Write out the listing beneath this instruction in its entirety, exactly as it reads.
* * * * *
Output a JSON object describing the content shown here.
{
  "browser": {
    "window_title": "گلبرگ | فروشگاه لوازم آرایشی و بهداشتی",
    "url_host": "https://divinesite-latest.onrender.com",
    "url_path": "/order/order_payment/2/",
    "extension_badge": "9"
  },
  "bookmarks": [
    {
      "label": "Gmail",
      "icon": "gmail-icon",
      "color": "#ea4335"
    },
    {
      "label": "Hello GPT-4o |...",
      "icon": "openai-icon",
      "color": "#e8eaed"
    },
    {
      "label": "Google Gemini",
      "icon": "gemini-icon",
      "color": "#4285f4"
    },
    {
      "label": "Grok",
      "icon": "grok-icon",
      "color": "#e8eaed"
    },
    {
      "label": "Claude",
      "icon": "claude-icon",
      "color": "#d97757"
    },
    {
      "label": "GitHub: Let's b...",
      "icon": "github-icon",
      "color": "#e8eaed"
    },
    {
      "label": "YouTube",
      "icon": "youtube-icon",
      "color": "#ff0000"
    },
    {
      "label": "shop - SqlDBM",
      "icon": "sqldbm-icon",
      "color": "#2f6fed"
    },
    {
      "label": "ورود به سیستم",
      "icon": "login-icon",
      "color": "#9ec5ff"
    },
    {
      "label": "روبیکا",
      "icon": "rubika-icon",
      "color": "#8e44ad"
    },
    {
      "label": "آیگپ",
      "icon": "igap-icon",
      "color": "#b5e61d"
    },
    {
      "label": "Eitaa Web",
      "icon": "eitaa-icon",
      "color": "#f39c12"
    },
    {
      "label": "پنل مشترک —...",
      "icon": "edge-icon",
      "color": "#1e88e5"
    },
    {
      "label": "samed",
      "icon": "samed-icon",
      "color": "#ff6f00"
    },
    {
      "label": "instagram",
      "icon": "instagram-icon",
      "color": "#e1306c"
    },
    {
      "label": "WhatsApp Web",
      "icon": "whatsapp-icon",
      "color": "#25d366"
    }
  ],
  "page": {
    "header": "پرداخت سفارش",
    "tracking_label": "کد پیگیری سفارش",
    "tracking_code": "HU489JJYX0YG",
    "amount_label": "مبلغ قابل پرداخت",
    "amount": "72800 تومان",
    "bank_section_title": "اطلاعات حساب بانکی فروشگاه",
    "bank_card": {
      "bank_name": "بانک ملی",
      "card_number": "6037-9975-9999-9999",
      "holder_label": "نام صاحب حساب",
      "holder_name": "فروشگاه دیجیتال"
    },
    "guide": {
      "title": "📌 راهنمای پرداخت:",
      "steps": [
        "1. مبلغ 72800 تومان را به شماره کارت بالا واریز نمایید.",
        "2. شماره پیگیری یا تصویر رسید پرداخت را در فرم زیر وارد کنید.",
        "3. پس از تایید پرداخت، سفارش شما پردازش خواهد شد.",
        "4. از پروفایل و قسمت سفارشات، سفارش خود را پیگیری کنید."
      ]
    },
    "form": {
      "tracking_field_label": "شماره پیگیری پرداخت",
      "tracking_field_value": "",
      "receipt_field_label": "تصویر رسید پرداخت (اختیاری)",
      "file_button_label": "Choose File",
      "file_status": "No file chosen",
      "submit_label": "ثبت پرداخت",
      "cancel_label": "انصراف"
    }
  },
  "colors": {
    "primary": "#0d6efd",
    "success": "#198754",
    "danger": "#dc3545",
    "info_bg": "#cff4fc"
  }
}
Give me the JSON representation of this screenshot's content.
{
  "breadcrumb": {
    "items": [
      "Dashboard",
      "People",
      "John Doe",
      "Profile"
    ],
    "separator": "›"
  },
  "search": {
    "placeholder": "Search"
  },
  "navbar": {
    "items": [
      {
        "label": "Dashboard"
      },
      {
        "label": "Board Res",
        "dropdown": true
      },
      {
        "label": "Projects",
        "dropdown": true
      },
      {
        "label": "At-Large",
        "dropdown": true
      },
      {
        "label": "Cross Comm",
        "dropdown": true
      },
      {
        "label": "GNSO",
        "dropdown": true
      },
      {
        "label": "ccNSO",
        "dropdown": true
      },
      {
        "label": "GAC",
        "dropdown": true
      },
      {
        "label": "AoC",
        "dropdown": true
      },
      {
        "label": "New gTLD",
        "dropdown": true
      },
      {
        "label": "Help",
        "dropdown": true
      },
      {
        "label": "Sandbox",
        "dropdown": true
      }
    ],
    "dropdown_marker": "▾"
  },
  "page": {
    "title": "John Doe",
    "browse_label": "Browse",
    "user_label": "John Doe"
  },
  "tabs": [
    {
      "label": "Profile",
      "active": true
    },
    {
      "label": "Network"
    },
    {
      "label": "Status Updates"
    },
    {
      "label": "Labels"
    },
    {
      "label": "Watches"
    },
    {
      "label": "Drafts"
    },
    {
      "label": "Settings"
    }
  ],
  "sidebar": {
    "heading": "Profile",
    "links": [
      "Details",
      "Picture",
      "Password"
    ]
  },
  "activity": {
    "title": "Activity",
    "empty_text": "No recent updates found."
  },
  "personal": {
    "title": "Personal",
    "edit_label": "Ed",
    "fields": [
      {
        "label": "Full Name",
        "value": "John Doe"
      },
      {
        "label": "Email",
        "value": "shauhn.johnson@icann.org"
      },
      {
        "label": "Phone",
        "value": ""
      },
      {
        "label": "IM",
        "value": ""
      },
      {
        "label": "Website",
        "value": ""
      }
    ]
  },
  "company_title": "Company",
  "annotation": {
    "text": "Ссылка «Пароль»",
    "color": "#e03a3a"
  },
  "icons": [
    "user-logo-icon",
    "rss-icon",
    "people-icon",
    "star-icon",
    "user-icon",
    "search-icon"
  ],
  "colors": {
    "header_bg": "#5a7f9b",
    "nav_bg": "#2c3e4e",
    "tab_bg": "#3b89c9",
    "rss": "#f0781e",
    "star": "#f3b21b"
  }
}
* * * * *
| Solution |
Output a JSON object describing the content shown here.
{
  "browser": {
    "window_title": "گلبرگ | فروشگاه لوازم آرایشی و بهداشتی",
    "url_host": "https://divinesite-latest.onrender.com",
    "url_path": "/order/order_payment/2/",
    "extension_badge": "9"
  },
  "bookmarks": [
    {
      "label": "Gmail",
      "icon": "gmail-icon",
      "color": "#ea4335"
    },
    {
      "label": "Hello GPT-4o |...",
      "icon": "openai-icon",
      "color": "#e8eaed"
    },
    {
      "label": "Google Gemini",
      "icon": "gemini-icon",
      "color": "#4285f4"
    },
    {
      "label": "Grok",
      "icon": "grok-icon",
      "color": "#e8eaed"
    },
    {
      "label": "Claude",
      "icon": "claude-icon",
      "color": "#d97757"
    },
    {
      "label": "GitHub: Let's b...",
      "icon": "github-icon",
      "color": "#e8eaed"
    },
    {
      "label": "YouTube",
      "icon": "youtube-icon",
      "color": "#ff0000"
    },
    {
      "label": "shop - SqlDBM",
      "icon": "sqldbm-icon",
      "color": "#2f6fed"
    },
    {
      "label": "ورود به سیستم",
      "icon": "login-icon",
      "color": "#9ec5ff"
    },
    {
      "label": "روبیکا",
      "icon": "rubika-icon",
      "color": "#8e44ad"
    },
    {
      "label": "آیگپ",
      "icon": "igap-icon",
      "color": "#b5e61d"
    },
    {
      "label": "Eitaa Web",
      "icon": "eitaa-icon",
      "color": "#f39c12"
    },
    {
      "label": "پنل مشترک —...",
      "icon": "edge-icon",
      "color": "#1e88e5"
    },
    {
      "label": "samed",
      "icon": "samed-icon",
      "color": "#ff6f00"
    },
    {
      "label": "instagram",
      "icon": "instagram-icon",
      "color": "#e1306c"
    },
    {
      "label": "WhatsApp Web",
      "icon": "whatsapp-icon",
      "color": "#25d366"
    }
  ],
  "page": {
    "header": "پرداخت سفارش",
    "tracking_label": "کد پیگیری سفارش",
    "tracking_code": "HU489JJYX0YG",
    "amount_label": "مبلغ قابل پرداخت",
    "amount": "72800 تومان",
    "bank_section_title": "اطلاعات حساب بانکی فروشگاه",
    "bank_card": {
      "bank_name": "بانک ملی",
      "card_number": "6037-9975-9999-9999",
      "holder_label": "نام صاحب حساب",
      "holder_name": "فروشگاه دیجیتال"
    },
    "guide": {
      "title": "📌 راهنمای پرداخت:",
      "steps": [
        "1. مبلغ 72800 تومان را به شماره کارت بالا واریز نمایید.",
        "2. شماره پیگیری یا تصویر رسید پرداخت را در فرم زیر وارد کنید.",
        "3. پس از تایید پرداخت، سفارش شما پردازش خواهد شد.",
        "4. از پروفایل و قسمت سفارشات، سفارش خود را پیگیری کنید."
      ]
    },
    "form": {
      "tracking_field_label": "شماره پیگیری پرداخت",
      "tracking_field_value": "",
      "receipt_field_label": "تصویر رسید پرداخت (اختیاری)",
      "file_button_label": "Choose File",
      "file_status": "No file chosen",
      "submit_label": "ثبت پرداخت",
      "cancel_label": "انصراف"
    }
  },
  "colors": {
    "primary": "#0d6efd",
    "success": "#198754",
    "danger": "#dc3545",
    "info_bg": "#cff4fc"
  }
}
Give me the JSON representation of this screenshot's content.
{
  "breadcrumb": {
    "items": [
      "Dashboard",
      "People",
      "John Doe",
      "Profile"
    ],
    "separator": "›"
  },
  "search": {
    "placeholder": "Search"
  },
  "navbar": {
    "items": [
      {
        "label": "Dashboard"
      },
      {
        "label": "Board Res",
        "dropdown": true
      },
      {
        "label": "Projects",
        "dropdown": true
      },
      {
        "label": "At-Large",
        "dropdown": true
      },
      {
        "label": "Cross Comm",
        "dropdown": true
      },
      {
        "label": "GNSO",
        "dropdown": true
      },
      {
        "label": "ccNSO",
        "dropdown": true
      },
      {
        "label": "GAC",
        "dropdown": true
      },
      {
        "label": "AoC",
        "dropdown": true
      },
      {
        "label": "New gTLD",
        "dropdown": true
      },
      {
        "label": "Help",
        "dropdown": true
      },
      {
        "label": "Sandbox",
        "dropdown": true
      }
    ],
    "dropdown_marker": "▾"
  },
  "page": {
    "title": "John Doe",
    "browse_label": "Browse",
    "user_label": "John Doe"
  },
  "tabs": [
    {
      "label": "Profile",
      "active": true
    },
    {
      "label": "Network"
    },
    {
      "label": "Status Updates"
    },
    {
      "label": "Labels"
    },
    {
      "label": "Watches"
    },
    {
      "label": "Drafts"
    },
    {
      "label": "Settings"
    }
  ],
  "sidebar": {
    "heading": "Profile",
    "links": [
      "Details",
      "Picture",
      "Password"
    ]
  },
  "activity": {
    "title": "Activity",
    "empty_text": "No recent updates found."
  },
  "personal": {
    "title": "Personal",
    "edit_label": "Ed",
    "fields": [
      {
        "label": "Full Name",
        "value": "John Doe"
      },
      {
        "label": "Email",
        "value": "shauhn.johnson@icann.org"
      },
      {
        "label": "Phone",
        "value": ""
      },
      {
        "label": "IM",
        "value": ""
      },
      {
        "label": "Website",
        "value": ""
      }
    ]
  },
  "company_title": "Company",
  "annotation": {
    "text": "Ссылка «Пароль»",
    "color": "#e03a3a"
  },
  "icons": [
    "user-logo-icon",
    "rss-icon",
    "people-icon",
    "star-icon",
    "user-icon",
    "search-icon"
  ],
  "colors": {
    "header_bg": "#5a7f9b",
    "nav_bg": "#2c3e4e",
    "tab_bg": "#3b89c9",
    "rss": "#f0781e",
    "star": "#f3b21b"
  }
}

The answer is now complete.